## BEGIN Exercise data

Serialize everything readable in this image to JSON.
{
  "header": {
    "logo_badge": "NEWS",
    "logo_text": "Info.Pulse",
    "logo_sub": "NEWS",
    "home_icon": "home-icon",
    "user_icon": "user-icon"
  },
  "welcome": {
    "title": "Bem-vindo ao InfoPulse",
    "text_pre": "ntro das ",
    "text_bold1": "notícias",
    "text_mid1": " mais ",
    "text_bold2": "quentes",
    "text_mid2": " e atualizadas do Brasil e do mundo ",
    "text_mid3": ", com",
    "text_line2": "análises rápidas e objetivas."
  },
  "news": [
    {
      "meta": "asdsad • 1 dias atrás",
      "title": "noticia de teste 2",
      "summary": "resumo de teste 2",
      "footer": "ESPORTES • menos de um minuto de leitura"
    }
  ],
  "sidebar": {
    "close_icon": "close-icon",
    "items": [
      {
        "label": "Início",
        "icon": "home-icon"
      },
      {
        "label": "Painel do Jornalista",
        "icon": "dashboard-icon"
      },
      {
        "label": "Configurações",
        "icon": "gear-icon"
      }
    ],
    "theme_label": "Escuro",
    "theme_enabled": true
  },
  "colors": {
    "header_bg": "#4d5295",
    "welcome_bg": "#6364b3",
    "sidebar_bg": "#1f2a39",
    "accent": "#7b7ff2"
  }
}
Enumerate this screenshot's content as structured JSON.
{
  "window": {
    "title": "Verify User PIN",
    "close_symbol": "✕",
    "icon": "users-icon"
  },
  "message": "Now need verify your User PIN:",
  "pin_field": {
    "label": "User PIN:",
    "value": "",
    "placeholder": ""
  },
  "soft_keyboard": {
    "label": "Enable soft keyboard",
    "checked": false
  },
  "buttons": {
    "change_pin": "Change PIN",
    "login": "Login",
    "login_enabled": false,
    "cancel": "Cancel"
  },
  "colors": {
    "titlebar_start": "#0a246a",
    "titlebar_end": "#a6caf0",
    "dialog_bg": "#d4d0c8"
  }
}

## END Exercise data

■ Job
In the material above, show every line where the word "JSON" turns up.

■ Correct answer
Serialize everything readable in this image to JSON.
Enumerate this screenshot's content as structured JSON.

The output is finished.